### Extract

Everything certainly has the potential to influence my creative process – from scenes of nature to exciting shapes or colors I might come across on an otherwise mundane day. Very often, emotional responses to systemic injustice drive an urge to connect with people on the basis of empathy and compassion. This shapes my work, also.
Walk us through a typical day in your studio. What is your routine? Has it changed with COVID-19?
Like many other places, COVID-19 hit my home city hard. Lockdown forced me to stay away from my studio for six months. This gave me the opportunity to set up a home studio, where I took up watercolor and gouache.
At home, a normal day starts with a healthy breakfast, followed by a review of any online opportunities available for artists. After that, I start to paint, and the hours fly by. I typically work until my husband tells me it’s time for dinner!
During these times finding the right rhythm to be productive in the studio can be a challenge, what advice do you have for staying productive and focused?

######

• Tasks
1: Say whether each statement agrees with the artist interview, answering yes or no and quoting the words that decide it: (a) the lockdown kept the artist out of the studio for six months; (b) at home the artist took up oil painting; (c) the artist's workday at home usually runs until dinner.
2: Carry the artist interview on from its last line.
The data that comes next is separate from the artist interview.

### Supplied data

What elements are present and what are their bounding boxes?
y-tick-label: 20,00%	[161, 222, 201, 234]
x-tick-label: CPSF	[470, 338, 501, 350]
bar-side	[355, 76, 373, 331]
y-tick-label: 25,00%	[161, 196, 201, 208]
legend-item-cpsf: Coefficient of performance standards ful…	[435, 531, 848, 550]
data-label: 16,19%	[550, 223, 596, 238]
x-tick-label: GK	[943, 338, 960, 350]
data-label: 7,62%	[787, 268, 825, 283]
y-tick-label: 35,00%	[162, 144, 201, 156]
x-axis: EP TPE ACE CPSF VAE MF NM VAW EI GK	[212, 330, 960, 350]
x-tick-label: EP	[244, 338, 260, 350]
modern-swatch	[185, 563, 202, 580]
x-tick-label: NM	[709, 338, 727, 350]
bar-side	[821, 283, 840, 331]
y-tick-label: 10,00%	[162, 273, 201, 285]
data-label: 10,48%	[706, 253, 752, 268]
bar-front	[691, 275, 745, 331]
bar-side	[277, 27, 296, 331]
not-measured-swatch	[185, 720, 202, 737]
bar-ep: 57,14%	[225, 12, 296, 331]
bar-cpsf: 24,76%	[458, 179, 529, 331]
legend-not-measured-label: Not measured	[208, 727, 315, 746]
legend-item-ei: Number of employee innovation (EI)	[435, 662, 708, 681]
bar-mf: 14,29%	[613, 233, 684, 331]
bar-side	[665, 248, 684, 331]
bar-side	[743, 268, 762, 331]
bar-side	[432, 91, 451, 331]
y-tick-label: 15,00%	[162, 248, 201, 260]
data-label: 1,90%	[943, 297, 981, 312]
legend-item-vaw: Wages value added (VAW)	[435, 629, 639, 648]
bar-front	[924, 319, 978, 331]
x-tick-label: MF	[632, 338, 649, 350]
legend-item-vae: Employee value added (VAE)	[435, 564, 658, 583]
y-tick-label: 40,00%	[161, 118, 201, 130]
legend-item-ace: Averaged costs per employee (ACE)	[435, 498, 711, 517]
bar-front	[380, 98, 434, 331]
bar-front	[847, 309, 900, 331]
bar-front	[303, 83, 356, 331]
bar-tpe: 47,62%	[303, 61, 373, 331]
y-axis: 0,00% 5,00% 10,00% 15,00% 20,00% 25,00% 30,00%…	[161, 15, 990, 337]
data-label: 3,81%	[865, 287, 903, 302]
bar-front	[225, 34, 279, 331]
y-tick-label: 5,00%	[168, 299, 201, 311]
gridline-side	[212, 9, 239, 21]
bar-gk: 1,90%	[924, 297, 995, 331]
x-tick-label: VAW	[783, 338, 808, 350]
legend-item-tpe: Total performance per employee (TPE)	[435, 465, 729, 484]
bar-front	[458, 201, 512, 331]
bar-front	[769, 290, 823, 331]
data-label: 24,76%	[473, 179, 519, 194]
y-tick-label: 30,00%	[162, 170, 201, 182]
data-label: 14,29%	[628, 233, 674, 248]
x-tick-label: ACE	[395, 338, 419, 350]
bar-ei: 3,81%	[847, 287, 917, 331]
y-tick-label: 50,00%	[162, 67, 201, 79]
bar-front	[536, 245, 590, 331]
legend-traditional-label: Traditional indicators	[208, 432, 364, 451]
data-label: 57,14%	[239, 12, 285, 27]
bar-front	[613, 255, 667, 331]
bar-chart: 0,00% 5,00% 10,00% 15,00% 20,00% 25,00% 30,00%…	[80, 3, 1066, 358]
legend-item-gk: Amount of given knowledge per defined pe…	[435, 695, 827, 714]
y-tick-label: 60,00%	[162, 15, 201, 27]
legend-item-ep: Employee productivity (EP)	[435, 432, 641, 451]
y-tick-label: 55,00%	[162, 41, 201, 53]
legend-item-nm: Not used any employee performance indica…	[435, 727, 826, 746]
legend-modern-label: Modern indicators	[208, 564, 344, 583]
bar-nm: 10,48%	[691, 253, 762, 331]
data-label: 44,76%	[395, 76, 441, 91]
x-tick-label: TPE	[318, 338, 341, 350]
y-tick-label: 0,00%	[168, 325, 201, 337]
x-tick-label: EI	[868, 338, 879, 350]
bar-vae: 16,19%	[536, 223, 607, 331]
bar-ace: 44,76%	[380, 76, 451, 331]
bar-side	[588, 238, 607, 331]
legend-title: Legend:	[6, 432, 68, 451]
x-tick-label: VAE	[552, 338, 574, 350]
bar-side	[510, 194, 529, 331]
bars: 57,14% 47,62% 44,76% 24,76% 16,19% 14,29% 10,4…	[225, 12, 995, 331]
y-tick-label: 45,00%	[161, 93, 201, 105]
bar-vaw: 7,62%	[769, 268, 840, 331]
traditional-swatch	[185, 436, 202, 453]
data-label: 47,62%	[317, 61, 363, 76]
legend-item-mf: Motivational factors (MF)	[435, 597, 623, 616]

######

• Expected outputs
1:
(a) Yes: "Lockdown forced me to stay away from my studio for six months."
(b) No: "This gave me the opportunity to set up a home studio, where I took up watercolor and gouache."
(c) Yes: "I typically work until my husband tells me it’s time for dinner!"

2:
Experimenting with new and/or different materials is one thing that kept my process feeling fresh, even from home. Also, I try to stay true to the work that comes naturally to me – regardless of my environment. Like anything else, art is a practice; it requires dedication and attentiveness.What is your advice for combating creative block?
Try not to. Make, stop, think, let your mind wander. Remember that silence is a part of speaking. When the process feels challenging, try to focus on the substance that inspires you.
As an artist, how do you measure your success?
I am always applying for new opportunities to show my work. The thrill of finally getting the chance to exhibit is definitely unforgettable. A couple of years ago I was able to show my work in downtown Manhattan. It was particularly gratifying since the space was large enough to accommodate many of my larger paintings.How do you see the art market changing? Where you do see yourself in this transition?
I’ve seen the art market become more open, and generally more people-friendly. I am grateful for the emergence of the online market and try to engage with the art world online as much as possible. I am especially excited about the potential to connect with artists, gallerists, and enthusiasts internationally.
What advice do you have for artists who are beginning to build their careers? Have there been any habits or strategies that you have adopted that you feel have created more opportunities or visibility for your work?
Share as much as you can. Put yourself and your work out there, then be prepared to do it again and again.
Do you consider yourself, and all artists, to be entrepreneurs? Why or why not?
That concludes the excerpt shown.